▶ [Exercise objective]
Can the data below be set down again exactly, line for line?

::: Data section

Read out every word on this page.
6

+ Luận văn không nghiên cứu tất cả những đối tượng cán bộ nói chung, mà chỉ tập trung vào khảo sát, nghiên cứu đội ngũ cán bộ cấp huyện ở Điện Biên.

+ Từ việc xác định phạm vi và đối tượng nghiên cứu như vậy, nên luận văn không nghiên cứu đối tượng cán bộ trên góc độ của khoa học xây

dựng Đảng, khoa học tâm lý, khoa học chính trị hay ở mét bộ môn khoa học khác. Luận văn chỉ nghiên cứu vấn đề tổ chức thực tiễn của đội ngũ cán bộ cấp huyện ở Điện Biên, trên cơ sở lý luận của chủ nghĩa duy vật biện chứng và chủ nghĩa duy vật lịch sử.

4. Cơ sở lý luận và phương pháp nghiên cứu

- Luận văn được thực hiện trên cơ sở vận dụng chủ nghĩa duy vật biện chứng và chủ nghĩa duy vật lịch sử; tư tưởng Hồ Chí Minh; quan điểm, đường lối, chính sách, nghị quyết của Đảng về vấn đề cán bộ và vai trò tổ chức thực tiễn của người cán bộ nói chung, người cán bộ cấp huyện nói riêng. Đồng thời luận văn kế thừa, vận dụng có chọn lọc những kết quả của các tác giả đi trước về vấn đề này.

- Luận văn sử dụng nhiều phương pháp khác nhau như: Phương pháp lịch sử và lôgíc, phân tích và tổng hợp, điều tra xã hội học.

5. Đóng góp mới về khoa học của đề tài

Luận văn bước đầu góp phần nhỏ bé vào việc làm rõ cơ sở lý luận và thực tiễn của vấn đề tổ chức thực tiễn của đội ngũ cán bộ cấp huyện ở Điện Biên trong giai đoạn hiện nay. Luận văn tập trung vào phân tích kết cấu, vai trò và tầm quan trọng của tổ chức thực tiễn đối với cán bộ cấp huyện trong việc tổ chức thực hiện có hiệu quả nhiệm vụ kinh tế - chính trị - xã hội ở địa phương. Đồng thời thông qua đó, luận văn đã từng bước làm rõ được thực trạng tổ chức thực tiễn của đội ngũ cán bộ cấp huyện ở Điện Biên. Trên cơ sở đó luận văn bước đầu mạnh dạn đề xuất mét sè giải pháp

::::::

▶ [The answer]
Read out every word on this page.
6

+ Luận văn không nghiên cứu tất cả những đối tượng cán bộ nói chung, mà chỉ tập trung vào khảo sát, nghiên cứu đội ngũ cán bộ cấp huyện ở Điện Biên.

+ Từ việc xác định phạm vi và đối tượng nghiên cứu như vậy, nên luận văn không nghiên cứu đối tượng cán bộ trên góc độ của khoa học xây

dựng Đảng, khoa học tâm lý, khoa học chính trị hay ở mét bộ môn khoa học khác. Luận văn chỉ nghiên cứu vấn đề tổ chức thực tiễn của đội ngũ cán bộ cấp huyện ở Điện Biên, trên cơ sở lý luận của chủ nghĩa duy vật biện chứng và chủ nghĩa duy vật lịch sử.

4. Cơ sở lý luận và phương pháp nghiên cứu

- Luận văn được thực hiện trên cơ sở vận dụng chủ nghĩa duy vật biện chứng và chủ nghĩa duy vật lịch sử; tư tưởng Hồ Chí Minh; quan điểm, đường lối, chính sách, nghị quyết của Đảng về vấn đề cán bộ và vai trò tổ chức thực tiễn của người cán bộ nói chung, người cán bộ cấp huyện nói riêng. Đồng thời luận văn kế thừa, vận dụng có chọn lọc những kết quả của các tác giả đi trước về vấn đề này.

- Luận văn sử dụng nhiều phương pháp khác nhau như: Phương pháp lịch sử và lôgíc, phân tích và tổng hợp, điều tra xã hội học.

5. Đóng góp mới về khoa học của đề tài

Luận văn bước đầu góp phần nhỏ bé vào việc làm rõ cơ sở lý luận và thực tiễn của vấn đề tổ chức thực tiễn của đội ngũ cán bộ cấp huyện ở Điện Biên trong giai đoạn hiện nay. Luận văn tập trung vào phân tích kết cấu, vai trò và tầm quan trọng của tổ chức thực tiễn đối với cán bộ cấp huyện trong việc tổ chức thực hiện có hiệu quả nhiệm vụ kinh tế - chính trị - xã hội ở địa phương. Đồng thời thông qua đó, luận văn đã từng bước làm rõ được thực trạng tổ chức thực tiễn của đội ngũ cán bộ cấp huyện ở Điện Biên. Trên cơ sở đó luận văn bước đầu mạnh dạn đề xuất mét sè giải pháp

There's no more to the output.